Collect every line of the records below that contains the word "Sprints".

◆ **Record set**:
▬▬▬

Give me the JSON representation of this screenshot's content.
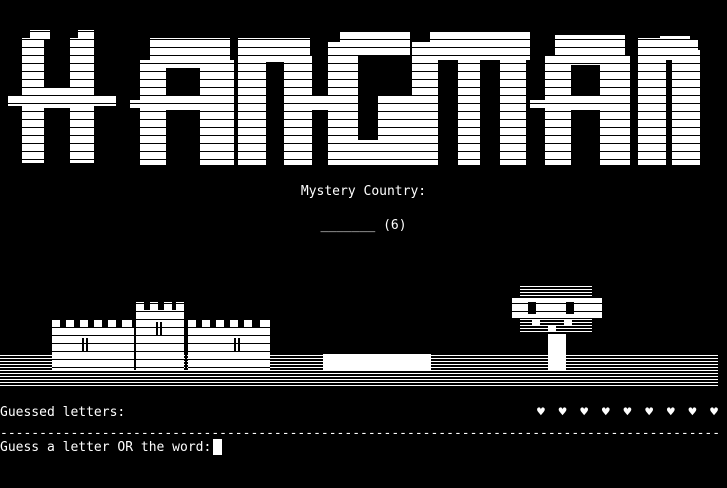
{
  "title_art": {
    "text": "HANGMAN"
  },
  "mystery": {
    "label": "Mystery Country:",
    "blanks": "_______",
    "length_hint": "(6)"
  },
  "guessed": {
    "label": "Guessed letters:",
    "value": ""
  },
  "lives": {
    "icon": "heart-icon",
    "count": 9,
    "display": "♥ ♥ ♥ ♥ ♥ ♥ ♥ ♥ ♥"
  },
  "divider": "--------------------------------------------------------------------------------------------",
  "prompt": {
    "label": "Guess a letter OR the word:"
  },
  "colors": {
    "background": "#000000",
    "foreground": "#ffffff"
  }
}
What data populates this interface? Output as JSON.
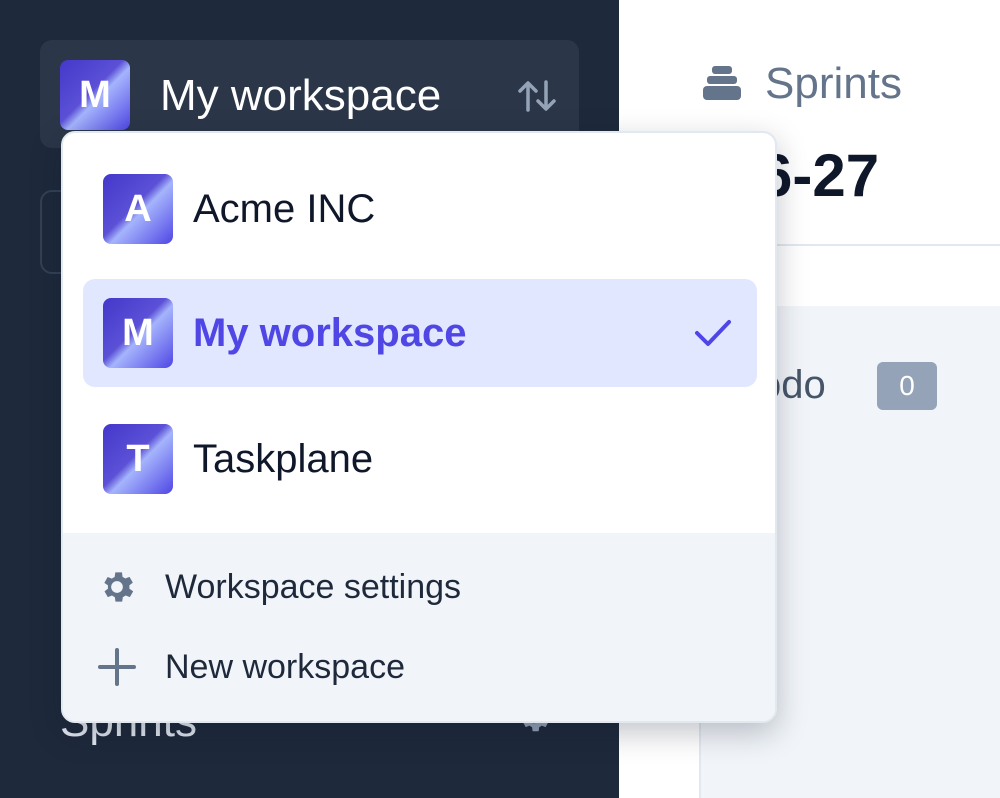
{
  "sidebar": {
    "current_workspace": {
      "initial": "M",
      "name": "My workspace"
    },
    "section_label": "Sprints"
  },
  "main": {
    "header_title": "Sprints",
    "sprint_range": "6-27",
    "column": {
      "title": "odo",
      "count": "0"
    }
  },
  "dropdown": {
    "workspaces": [
      {
        "initial": "A",
        "name": "Acme INC",
        "selected": false
      },
      {
        "initial": "M",
        "name": "My workspace",
        "selected": true
      },
      {
        "initial": "T",
        "name": "Taskplane",
        "selected": false
      }
    ],
    "footer": {
      "settings_label": "Workspace settings",
      "new_label": "New workspace"
    }
  },
  "colors": {
    "sidebar_bg": "#1e293b",
    "accent": "#4f46e5",
    "selected_bg": "#e0e7ff",
    "footer_bg": "#f1f5f9",
    "badge_bg": "#94a3b8"
  },
  "icons": [
    "swap-vertical-icon",
    "stack-icon",
    "check-icon",
    "gear-icon",
    "plus-icon"
  ]
}
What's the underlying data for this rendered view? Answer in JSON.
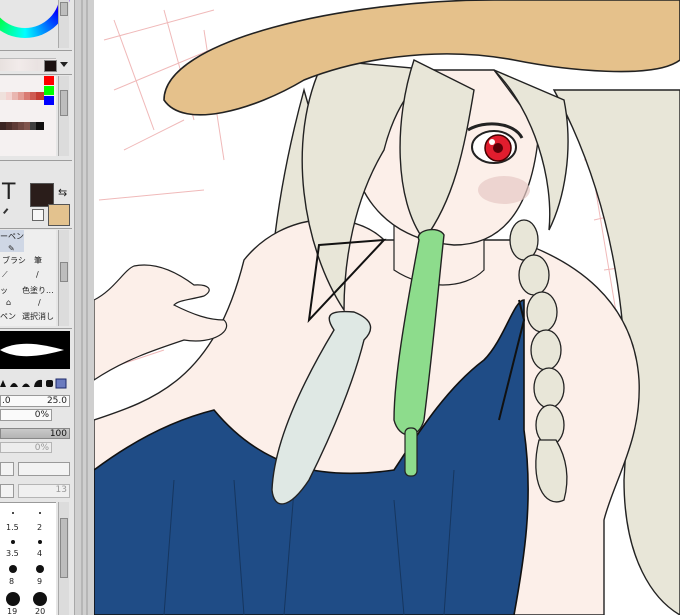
{
  "left_panel": {
    "color_wheel": {
      "icon": "color-wheel"
    },
    "palette": {
      "colors": [
        "#efe1dc",
        "#f3d3d0",
        "#e9b6b0",
        "#e39c94",
        "#d97b72",
        "#ce5b52",
        "#c43c33",
        "#3b2523",
        "#4c2f2b",
        "#5e3b36",
        "#6f4842",
        "#80554e",
        "#3f3f3f",
        "#101010"
      ],
      "accent_colors": [
        "#ff0000",
        "#00ff00",
        "#0000ff"
      ],
      "scroll_icon": "scroll-arrow"
    },
    "text_tool_label": "T",
    "primary_color": "#2a1d1a",
    "secondary_color": "#e3c28e",
    "brushes": {
      "items": [
        {
          "label": "ーペン",
          "icon": "pen-icon"
        },
        {
          "label": "ブラシ",
          "icon": "brush-icon"
        },
        {
          "label": "筆",
          "icon": "calligraphy-brush-icon"
        },
        {
          "label": "ッ",
          "icon": "marker-icon"
        },
        {
          "label": "色塗り...",
          "icon": "fill-brush-icon"
        },
        {
          "label": "ペン",
          "icon": "pen-icon"
        },
        {
          "label": "選択消し",
          "icon": "eraser-icon"
        }
      ]
    },
    "size_value": ".0",
    "size_max": "25.0",
    "density_label": "0%",
    "blend_value": "100",
    "blend_label": "0%",
    "blur_value": "13",
    "brush_sizes": [
      "1.5",
      "2",
      "3.5",
      "4",
      "8",
      "9",
      "19",
      "20"
    ]
  },
  "canvas": {
    "title": "illustration-canvas"
  }
}
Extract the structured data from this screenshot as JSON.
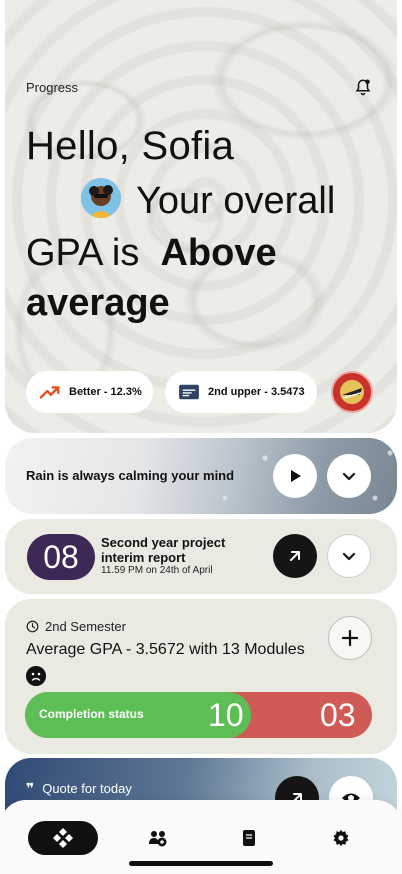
{
  "hero": {
    "label": "Progress",
    "greeting": "Hello, Sofia",
    "line1": "Your overall",
    "line2_prefix": "GPA is",
    "line2_bold": "Above",
    "line3": "average",
    "pills": [
      {
        "icon": "trending-up-icon",
        "text": "Better - 12.3%"
      },
      {
        "icon": "degree-icon",
        "text": "2nd upper - 3.5473"
      }
    ]
  },
  "rain": {
    "text": "Rain is always calming your mind"
  },
  "deadline": {
    "day": "08",
    "title": "Second year project interim report",
    "subtitle": "11.59 PM on 24th of April"
  },
  "semester": {
    "header": "2nd Semester",
    "gpa_text": "Average GPA - 3.5672 with 13 Modules",
    "status_label": "Completion status",
    "completed": "10",
    "remaining": "03",
    "completed_fraction": 0.65
  },
  "quote": {
    "label": "Quote for for today",
    "label_display": "Quote for today"
  },
  "colors": {
    "accent_orange": "#e8501e",
    "deadline_purple": "#3d2856",
    "status_green": "#5dbe55",
    "status_red": "#cf5a56"
  }
}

▬▬▬

◆ **Output**:
    "section_label": "Sprints"
    "header_title": "Sprints",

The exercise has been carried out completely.